## WRITTEN TASK
Find and copy every line in the records that includes the string "Polyester".

## PROVIDED INFORMATION
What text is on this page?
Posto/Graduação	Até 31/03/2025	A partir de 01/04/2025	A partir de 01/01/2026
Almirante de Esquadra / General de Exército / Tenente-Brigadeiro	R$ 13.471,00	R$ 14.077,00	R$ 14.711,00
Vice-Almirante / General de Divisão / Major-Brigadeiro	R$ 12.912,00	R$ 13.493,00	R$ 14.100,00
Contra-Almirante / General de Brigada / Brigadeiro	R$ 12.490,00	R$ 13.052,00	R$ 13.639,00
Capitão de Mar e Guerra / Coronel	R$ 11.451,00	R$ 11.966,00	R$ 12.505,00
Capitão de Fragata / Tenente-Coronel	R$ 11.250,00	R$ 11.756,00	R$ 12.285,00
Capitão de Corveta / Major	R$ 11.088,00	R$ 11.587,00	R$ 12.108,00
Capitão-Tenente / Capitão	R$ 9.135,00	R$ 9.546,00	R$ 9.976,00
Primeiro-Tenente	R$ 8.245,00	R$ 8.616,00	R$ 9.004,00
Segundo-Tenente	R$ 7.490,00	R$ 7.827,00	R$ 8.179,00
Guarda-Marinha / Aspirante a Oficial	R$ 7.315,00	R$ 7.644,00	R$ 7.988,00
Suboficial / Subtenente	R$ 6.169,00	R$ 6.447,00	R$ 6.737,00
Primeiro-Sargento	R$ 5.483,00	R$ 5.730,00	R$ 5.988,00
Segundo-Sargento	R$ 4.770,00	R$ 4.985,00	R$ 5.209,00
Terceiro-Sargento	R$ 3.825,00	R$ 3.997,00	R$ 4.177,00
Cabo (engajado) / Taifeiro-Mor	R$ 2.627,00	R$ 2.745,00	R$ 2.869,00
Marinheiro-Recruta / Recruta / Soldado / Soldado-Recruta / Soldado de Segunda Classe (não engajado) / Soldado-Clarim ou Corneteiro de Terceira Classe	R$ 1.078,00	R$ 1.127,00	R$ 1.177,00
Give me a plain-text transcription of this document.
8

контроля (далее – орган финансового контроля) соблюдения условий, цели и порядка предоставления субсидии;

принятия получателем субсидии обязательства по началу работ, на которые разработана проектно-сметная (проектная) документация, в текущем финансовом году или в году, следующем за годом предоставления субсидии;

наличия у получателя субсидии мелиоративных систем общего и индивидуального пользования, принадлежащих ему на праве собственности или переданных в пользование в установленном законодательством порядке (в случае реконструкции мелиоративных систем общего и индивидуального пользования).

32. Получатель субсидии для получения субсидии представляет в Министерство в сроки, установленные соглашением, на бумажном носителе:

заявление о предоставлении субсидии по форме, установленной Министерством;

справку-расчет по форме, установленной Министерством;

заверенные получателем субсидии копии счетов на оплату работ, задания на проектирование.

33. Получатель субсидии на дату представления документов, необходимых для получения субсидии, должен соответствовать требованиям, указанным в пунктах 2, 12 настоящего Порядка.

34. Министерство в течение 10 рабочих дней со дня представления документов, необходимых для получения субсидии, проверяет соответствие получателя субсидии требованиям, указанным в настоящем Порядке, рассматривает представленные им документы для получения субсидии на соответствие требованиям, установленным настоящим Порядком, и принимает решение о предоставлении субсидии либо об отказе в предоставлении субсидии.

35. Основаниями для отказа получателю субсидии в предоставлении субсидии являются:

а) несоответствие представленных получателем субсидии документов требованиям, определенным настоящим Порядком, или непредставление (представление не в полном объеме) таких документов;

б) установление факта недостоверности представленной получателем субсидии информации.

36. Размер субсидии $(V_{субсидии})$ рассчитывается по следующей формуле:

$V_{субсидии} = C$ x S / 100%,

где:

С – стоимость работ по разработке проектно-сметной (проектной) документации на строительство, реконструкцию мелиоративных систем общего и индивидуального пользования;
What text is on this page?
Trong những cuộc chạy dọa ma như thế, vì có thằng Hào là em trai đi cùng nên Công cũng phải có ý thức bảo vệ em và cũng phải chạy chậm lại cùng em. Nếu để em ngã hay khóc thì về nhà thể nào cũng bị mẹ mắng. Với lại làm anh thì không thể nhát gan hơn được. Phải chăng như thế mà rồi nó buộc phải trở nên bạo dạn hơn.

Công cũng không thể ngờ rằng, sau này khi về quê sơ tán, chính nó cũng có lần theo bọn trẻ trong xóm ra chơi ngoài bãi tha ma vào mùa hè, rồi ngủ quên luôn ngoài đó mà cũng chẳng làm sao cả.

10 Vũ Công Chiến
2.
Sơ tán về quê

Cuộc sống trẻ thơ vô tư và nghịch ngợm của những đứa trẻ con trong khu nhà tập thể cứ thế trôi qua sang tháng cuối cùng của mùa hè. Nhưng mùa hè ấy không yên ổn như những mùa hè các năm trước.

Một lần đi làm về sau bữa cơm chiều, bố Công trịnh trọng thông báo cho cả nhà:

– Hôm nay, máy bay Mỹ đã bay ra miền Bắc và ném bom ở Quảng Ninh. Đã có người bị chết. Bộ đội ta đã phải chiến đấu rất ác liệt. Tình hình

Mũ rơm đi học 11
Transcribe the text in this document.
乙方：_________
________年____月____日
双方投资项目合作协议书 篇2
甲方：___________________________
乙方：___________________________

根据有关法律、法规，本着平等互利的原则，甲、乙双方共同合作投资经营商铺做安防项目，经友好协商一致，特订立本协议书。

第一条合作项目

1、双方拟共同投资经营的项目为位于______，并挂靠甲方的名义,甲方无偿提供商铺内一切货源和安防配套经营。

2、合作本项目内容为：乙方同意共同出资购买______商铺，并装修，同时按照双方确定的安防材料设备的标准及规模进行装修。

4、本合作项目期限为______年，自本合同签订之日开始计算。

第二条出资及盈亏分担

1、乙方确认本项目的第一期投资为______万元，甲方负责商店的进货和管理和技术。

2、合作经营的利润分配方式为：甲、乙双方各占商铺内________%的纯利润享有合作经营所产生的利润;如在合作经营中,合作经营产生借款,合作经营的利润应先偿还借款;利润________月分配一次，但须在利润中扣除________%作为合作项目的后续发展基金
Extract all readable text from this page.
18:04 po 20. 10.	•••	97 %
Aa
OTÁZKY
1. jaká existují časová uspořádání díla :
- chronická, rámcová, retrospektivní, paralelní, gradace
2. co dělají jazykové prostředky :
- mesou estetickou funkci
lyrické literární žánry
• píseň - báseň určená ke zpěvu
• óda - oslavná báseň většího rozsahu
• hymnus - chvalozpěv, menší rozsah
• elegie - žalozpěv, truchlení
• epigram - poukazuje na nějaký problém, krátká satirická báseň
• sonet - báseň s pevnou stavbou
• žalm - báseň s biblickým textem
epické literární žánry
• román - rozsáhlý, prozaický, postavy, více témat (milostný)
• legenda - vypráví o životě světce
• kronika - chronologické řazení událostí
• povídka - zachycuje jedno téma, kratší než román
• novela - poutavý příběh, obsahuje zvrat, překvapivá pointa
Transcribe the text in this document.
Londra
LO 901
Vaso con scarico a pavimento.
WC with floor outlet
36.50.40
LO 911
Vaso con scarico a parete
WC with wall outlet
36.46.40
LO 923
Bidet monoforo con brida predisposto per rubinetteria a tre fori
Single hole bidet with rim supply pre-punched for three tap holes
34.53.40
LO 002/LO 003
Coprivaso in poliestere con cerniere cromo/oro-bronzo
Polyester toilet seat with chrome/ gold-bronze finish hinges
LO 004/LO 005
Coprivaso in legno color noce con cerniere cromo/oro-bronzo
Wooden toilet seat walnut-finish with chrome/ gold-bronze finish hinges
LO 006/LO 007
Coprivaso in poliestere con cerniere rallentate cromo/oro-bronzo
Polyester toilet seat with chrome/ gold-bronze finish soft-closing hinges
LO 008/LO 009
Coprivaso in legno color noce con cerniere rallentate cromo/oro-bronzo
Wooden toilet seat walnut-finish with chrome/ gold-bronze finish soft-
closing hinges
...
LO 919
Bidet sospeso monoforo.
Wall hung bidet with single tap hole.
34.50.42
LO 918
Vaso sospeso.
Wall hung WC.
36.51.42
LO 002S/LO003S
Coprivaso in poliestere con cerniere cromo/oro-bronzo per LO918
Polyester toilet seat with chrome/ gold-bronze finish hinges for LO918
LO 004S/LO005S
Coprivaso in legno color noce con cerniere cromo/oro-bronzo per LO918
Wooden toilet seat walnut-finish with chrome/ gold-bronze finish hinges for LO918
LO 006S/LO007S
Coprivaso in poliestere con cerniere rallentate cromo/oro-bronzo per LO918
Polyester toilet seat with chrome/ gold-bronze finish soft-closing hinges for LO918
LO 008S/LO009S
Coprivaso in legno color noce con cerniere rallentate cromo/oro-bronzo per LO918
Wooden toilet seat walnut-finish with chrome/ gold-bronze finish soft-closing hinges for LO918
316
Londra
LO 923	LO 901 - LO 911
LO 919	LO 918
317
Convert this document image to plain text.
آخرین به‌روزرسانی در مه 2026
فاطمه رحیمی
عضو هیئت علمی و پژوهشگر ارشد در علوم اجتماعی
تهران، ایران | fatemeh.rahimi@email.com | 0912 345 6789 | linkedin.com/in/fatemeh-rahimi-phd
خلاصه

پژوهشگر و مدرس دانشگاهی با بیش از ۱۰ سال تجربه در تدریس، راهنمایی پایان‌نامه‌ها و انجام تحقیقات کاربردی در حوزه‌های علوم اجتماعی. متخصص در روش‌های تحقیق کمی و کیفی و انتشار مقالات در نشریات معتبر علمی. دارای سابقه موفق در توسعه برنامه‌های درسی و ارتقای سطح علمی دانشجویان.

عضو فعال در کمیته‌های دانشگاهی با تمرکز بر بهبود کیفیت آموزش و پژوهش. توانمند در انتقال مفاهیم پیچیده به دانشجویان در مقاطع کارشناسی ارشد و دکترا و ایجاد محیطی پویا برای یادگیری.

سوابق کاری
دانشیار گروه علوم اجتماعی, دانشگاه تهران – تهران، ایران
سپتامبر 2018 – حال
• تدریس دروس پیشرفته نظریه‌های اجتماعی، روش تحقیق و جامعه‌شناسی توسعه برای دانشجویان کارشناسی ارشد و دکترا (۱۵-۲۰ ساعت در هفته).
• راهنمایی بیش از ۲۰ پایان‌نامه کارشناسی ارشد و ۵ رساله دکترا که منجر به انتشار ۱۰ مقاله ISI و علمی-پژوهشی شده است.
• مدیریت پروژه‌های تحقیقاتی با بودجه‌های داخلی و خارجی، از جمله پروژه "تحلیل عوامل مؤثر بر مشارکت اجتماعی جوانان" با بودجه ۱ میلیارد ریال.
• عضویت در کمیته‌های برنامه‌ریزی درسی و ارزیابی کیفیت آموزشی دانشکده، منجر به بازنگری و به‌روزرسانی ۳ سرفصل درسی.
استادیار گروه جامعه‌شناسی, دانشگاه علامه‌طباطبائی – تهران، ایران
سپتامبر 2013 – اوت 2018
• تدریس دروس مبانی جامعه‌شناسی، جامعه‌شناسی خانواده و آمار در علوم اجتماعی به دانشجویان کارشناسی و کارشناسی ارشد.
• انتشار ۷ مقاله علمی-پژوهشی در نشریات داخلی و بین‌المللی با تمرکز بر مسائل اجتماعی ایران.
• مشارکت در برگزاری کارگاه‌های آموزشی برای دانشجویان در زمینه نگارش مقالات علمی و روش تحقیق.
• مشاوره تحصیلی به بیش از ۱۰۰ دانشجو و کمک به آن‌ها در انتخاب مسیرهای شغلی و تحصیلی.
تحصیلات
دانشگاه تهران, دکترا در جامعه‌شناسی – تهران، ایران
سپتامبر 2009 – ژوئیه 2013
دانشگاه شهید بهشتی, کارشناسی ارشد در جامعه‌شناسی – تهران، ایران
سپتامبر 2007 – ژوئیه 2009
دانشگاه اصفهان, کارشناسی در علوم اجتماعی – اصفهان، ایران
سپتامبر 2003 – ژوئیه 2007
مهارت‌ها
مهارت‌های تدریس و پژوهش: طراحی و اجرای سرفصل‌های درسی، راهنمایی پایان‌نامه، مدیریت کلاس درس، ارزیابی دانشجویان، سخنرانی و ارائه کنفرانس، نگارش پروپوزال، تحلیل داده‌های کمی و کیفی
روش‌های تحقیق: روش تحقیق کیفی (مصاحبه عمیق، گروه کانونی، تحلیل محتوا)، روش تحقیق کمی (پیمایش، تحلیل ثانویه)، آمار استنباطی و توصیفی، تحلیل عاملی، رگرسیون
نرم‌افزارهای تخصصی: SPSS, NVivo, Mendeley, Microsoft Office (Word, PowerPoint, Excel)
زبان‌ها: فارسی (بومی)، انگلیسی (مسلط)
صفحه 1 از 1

## OUTPUT FOR THIS EXERCISE
Polyester toilet seat with chrome/ gold-bronze finish hinges
Polyester toilet seat with chrome/ gold-bronze finish soft-closing hinges
Polyester toilet seat with chrome/ gold-bronze finish hinges for LO918
Polyester toilet seat with chrome/ gold-bronze finish soft-closing hinges for LO918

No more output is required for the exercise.